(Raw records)
******

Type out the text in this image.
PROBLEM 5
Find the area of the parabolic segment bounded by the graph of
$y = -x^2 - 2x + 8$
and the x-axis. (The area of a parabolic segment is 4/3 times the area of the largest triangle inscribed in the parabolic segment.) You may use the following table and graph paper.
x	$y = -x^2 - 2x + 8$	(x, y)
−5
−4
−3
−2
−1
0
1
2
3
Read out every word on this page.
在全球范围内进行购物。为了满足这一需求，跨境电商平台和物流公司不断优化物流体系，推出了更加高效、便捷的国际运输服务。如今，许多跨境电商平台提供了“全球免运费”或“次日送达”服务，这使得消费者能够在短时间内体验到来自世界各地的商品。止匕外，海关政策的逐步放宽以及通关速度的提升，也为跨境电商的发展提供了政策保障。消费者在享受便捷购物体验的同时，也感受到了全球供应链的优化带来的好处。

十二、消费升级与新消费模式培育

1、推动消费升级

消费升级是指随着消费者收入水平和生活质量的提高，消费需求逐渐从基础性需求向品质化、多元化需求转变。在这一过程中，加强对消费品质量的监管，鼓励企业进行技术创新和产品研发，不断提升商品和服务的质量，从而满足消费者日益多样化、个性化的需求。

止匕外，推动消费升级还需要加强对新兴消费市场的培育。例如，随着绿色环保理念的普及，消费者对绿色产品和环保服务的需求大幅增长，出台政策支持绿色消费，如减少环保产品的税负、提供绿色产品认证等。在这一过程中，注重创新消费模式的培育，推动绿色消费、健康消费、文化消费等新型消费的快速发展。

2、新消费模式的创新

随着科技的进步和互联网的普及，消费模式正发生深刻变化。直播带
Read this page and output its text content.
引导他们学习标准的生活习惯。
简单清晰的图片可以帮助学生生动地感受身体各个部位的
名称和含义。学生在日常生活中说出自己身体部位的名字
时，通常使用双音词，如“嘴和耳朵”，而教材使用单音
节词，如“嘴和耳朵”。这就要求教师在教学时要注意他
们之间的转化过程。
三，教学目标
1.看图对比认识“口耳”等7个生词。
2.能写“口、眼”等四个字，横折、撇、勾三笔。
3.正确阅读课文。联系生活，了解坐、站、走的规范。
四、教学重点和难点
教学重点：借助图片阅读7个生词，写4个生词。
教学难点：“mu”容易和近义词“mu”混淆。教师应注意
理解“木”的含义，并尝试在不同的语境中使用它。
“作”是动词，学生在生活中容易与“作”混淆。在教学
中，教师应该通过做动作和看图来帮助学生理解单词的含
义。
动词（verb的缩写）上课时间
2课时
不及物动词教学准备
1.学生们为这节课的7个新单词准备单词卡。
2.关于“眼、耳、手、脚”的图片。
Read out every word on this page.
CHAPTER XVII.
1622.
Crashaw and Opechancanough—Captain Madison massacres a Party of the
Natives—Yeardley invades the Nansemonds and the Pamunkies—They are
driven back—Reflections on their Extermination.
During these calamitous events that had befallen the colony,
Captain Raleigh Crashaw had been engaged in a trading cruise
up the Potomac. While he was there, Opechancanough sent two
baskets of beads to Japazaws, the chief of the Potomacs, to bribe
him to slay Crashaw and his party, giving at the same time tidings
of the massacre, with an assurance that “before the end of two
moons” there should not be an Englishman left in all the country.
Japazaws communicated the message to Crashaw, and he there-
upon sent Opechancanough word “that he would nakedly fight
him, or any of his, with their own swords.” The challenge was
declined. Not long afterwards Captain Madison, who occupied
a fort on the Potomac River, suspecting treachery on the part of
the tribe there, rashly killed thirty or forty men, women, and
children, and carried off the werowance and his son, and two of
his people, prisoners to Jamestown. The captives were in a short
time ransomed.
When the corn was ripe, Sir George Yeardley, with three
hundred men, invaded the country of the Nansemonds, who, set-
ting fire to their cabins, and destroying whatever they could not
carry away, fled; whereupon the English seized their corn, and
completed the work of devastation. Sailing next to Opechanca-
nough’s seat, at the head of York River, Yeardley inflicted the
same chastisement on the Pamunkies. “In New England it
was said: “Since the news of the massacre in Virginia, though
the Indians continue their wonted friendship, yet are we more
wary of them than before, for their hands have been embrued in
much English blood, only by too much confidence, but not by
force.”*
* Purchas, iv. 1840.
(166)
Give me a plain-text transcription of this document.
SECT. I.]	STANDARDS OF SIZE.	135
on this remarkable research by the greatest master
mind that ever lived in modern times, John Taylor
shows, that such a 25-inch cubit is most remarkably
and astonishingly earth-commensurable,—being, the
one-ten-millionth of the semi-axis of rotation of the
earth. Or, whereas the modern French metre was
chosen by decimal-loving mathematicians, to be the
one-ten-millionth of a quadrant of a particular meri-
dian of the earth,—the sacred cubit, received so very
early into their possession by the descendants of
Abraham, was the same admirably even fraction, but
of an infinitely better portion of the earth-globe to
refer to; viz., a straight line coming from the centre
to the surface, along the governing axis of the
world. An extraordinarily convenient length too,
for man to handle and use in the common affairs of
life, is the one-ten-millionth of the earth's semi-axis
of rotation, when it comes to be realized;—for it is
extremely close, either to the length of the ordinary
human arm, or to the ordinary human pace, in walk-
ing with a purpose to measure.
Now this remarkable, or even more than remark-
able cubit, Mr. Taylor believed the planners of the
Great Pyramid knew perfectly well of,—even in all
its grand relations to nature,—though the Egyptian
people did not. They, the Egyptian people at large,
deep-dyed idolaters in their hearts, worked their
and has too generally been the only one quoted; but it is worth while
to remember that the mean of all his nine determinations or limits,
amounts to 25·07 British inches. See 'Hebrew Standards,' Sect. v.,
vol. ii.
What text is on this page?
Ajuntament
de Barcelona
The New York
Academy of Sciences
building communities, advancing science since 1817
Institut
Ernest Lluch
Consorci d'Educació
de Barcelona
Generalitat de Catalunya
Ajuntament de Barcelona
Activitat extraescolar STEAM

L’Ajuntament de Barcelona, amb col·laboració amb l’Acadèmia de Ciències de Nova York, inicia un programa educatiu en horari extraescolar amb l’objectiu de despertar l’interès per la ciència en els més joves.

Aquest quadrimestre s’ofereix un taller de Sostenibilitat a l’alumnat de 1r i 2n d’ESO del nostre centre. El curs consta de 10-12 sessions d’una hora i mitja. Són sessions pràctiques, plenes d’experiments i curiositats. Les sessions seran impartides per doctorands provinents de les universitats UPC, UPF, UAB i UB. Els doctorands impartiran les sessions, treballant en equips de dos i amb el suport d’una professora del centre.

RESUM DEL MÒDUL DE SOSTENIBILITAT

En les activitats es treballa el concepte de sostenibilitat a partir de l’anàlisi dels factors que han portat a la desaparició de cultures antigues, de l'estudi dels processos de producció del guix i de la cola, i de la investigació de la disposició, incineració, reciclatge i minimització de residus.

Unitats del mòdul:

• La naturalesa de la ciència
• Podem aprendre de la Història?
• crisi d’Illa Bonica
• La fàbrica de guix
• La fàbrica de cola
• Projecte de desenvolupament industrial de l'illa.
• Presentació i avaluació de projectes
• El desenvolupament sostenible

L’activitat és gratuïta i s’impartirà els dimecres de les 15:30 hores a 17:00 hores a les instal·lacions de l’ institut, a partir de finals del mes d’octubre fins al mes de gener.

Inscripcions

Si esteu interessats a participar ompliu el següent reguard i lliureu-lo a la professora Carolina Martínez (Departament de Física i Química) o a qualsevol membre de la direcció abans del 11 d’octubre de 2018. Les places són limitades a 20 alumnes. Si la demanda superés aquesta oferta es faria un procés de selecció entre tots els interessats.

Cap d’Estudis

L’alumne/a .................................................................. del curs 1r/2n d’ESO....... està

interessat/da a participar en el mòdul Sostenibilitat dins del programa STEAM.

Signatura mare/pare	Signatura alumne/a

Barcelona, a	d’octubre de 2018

******

WHAT TO PRODUCE
Using the exact wording, write out all of the records.

OUTPUT FOR THIS TASK
Type out the text in this image.
PROBLEM 5
Find the area of the parabolic segment bounded by the graph of
$y = -x^2 - 2x + 8$
and the x-axis. (The area of a parabolic segment is 4/3 times the area of the largest triangle inscribed in the parabolic segment.) You may use the following table and graph paper.
x	$y = -x^2 - 2x + 8$	(x, y)
−5
−4
−3
−2
−1
0
1
2
3
Read out every word on this page.
在全球范围内进行购物。为了满足这一需求，跨境电商平台和物流公司不断优化物流体系，推出了更加高效、便捷的国际运输服务。如今，许多跨境电商平台提供了“全球免运费”或“次日送达”服务，这使得消费者能够在短时间内体验到来自世界各地的商品。止匕外，海关政策的逐步放宽以及通关速度的提升，也为跨境电商的发展提供了政策保障。消费者在享受便捷购物体验的同时，也感受到了全球供应链的优化带来的好处。

十二、消费升级与新消费模式培育

1、推动消费升级

消费升级是指随着消费者收入水平和生活质量的提高，消费需求逐渐从基础性需求向品质化、多元化需求转变。在这一过程中，加强对消费品质量的监管，鼓励企业进行技术创新和产品研发，不断提升商品和服务的质量，从而满足消费者日益多样化、个性化的需求。

止匕外，推动消费升级还需要加强对新兴消费市场的培育。例如，随着绿色环保理念的普及，消费者对绿色产品和环保服务的需求大幅增长，出台政策支持绿色消费，如减少环保产品的税负、提供绿色产品认证等。在这一过程中，注重创新消费模式的培育，推动绿色消费、健康消费、文化消费等新型消费的快速发展。

2、新消费模式的创新

随着科技的进步和互联网的普及，消费模式正发生深刻变化。直播带
Read this page and output its text content.
引导他们学习标准的生活习惯。
简单清晰的图片可以帮助学生生动地感受身体各个部位的
名称和含义。学生在日常生活中说出自己身体部位的名字
时，通常使用双音词，如“嘴和耳朵”，而教材使用单音
节词，如“嘴和耳朵”。这就要求教师在教学时要注意他
们之间的转化过程。
三，教学目标
1.看图对比认识“口耳”等7个生词。
2.能写“口、眼”等四个字，横折、撇、勾三笔。
3.正确阅读课文。联系生活，了解坐、站、走的规范。
四、教学重点和难点
教学重点：借助图片阅读7个生词，写4个生词。
教学难点：“mu”容易和近义词“mu”混淆。教师应注意
理解“木”的含义，并尝试在不同的语境中使用它。
“作”是动词，学生在生活中容易与“作”混淆。在教学
中，教师应该通过做动作和看图来帮助学生理解单词的含
义。
动词（verb的缩写）上课时间
2课时
不及物动词教学准备
1.学生们为这节课的7个新单词准备单词卡。
2.关于“眼、耳、手、脚”的图片。
Read out every word on this page.
CHAPTER XVII.
1622.
Crashaw and Opechancanough—Captain Madison massacres a Party of the
Natives—Yeardley invades the Nansemonds and the Pamunkies—They are
driven back—Reflections on their Extermination.
During these calamitous events that had befallen the colony,
Captain Raleigh Crashaw had been engaged in a trading cruise
up the Potomac. While he was there, Opechancanough sent two
baskets of beads to Japazaws, the chief of the Potomacs, to bribe
him to slay Crashaw and his party, giving at the same time tidings
of the massacre, with an assurance that “before the end of two
moons” there should not be an Englishman left in all the country.
Japazaws communicated the message to Crashaw, and he there-
upon sent Opechancanough word “that he would nakedly fight
him, or any of his, with their own swords.” The challenge was
declined. Not long afterwards Captain Madison, who occupied
a fort on the Potomac River, suspecting treachery on the part of
the tribe there, rashly killed thirty or forty men, women, and
children, and carried off the werowance and his son, and two of
his people, prisoners to Jamestown. The captives were in a short
time ransomed.
When the corn was ripe, Sir George Yeardley, with three
hundred men, invaded the country of the Nansemonds, who, set-
ting fire to their cabins, and destroying whatever they could not
carry away, fled; whereupon the English seized their corn, and
completed the work of devastation. Sailing next to Opechanca-
nough’s seat, at the head of York River, Yeardley inflicted the
same chastisement on the Pamunkies. “In New England it
was said: “Since the news of the massacre in Virginia, though
the Indians continue their wonted friendship, yet are we more
wary of them than before, for their hands have been embrued in
much English blood, only by too much confidence, but not by
force.”*
* Purchas, iv. 1840.
(166)
Give me a plain-text transcription of this document.
SECT. I.]	STANDARDS OF SIZE.	135
on this remarkable research by the greatest master
mind that ever lived in modern times, John Taylor
shows, that such a 25-inch cubit is most remarkably
and astonishingly earth-commensurable,—being, the
one-ten-millionth of the semi-axis of rotation of the
earth. Or, whereas the modern French metre was
chosen by decimal-loving mathematicians, to be the
one-ten-millionth of a quadrant of a particular meri-
dian of the earth,—the sacred cubit, received so very
early into their possession by the descendants of
Abraham, was the same admirably even fraction, but
of an infinitely better portion of the earth-globe to
refer to; viz., a straight line coming from the centre
to the surface, along the governing axis of the
world. An extraordinarily convenient length too,
for man to handle and use in the common affairs of
life, is the one-ten-millionth of the earth's semi-axis
of rotation, when it comes to be realized;—for it is
extremely close, either to the length of the ordinary
human arm, or to the ordinary human pace, in walk-
ing with a purpose to measure.
Now this remarkable, or even more than remark-
able cubit, Mr. Taylor believed the planners of the
Great Pyramid knew perfectly well of,—even in all
its grand relations to nature,—though the Egyptian
people did not. They, the Egyptian people at large,
deep-dyed idolaters in their hearts, worked their
and has too generally been the only one quoted; but it is worth while
to remember that the mean of all his nine determinations or limits,
amounts to 25·07 British inches. See 'Hebrew Standards,' Sect. v.,
vol. ii.
What text is on this page?
Ajuntament
de Barcelona
The New York
Academy of Sciences
building communities, advancing science since 1817
Institut
Ernest Lluch
Consorci d'Educació
de Barcelona
Generalitat de Catalunya
Ajuntament de Barcelona
Activitat extraescolar STEAM

L’Ajuntament de Barcelona, amb col·laboració amb l’Acadèmia de Ciències de Nova York, inicia un programa educatiu en horari extraescolar amb l’objectiu de despertar l’interès per la ciència en els més joves.

Aquest quadrimestre s’ofereix un taller de Sostenibilitat a l’alumnat de 1r i 2n d’ESO del nostre centre. El curs consta de 10-12 sessions d’una hora i mitja. Són sessions pràctiques, plenes d’experiments i curiositats. Les sessions seran impartides per doctorands provinents de les universitats UPC, UPF, UAB i UB. Els doctorands impartiran les sessions, treballant en equips de dos i amb el suport d’una professora del centre.

RESUM DEL MÒDUL DE SOSTENIBILITAT

En les activitats es treballa el concepte de sostenibilitat a partir de l’anàlisi dels factors que han portat a la desaparició de cultures antigues, de l'estudi dels processos de producció del guix i de la cola, i de la investigació de la disposició, incineració, reciclatge i minimització de residus.

Unitats del mòdul:

• La naturalesa de la ciència
• Podem aprendre de la Història?
• crisi d’Illa Bonica
• La fàbrica de guix
• La fàbrica de cola
• Projecte de desenvolupament industrial de l'illa.
• Presentació i avaluació de projectes
• El desenvolupament sostenible

L’activitat és gratuïta i s’impartirà els dimecres de les 15:30 hores a 17:00 hores a les instal·lacions de l’ institut, a partir de finals del mes d’octubre fins al mes de gener.

Inscripcions

Si esteu interessats a participar ompliu el següent reguard i lliureu-lo a la professora Carolina Martínez (Departament de Física i Química) o a qualsevol membre de la direcció abans del 11 d’octubre de 2018. Les places són limitades a 20 alumnes. Si la demanda superés aquesta oferta es faria un procés de selecció entre tots els interessats.

Cap d’Estudis

L’alumne/a .................................................................. del curs 1r/2n d’ESO....... està

interessat/da a participar en el mòdul Sostenibilitat dins del programa STEAM.

Signatura mare/pare	Signatura alumne/a

Barcelona, a	d’octubre de 2018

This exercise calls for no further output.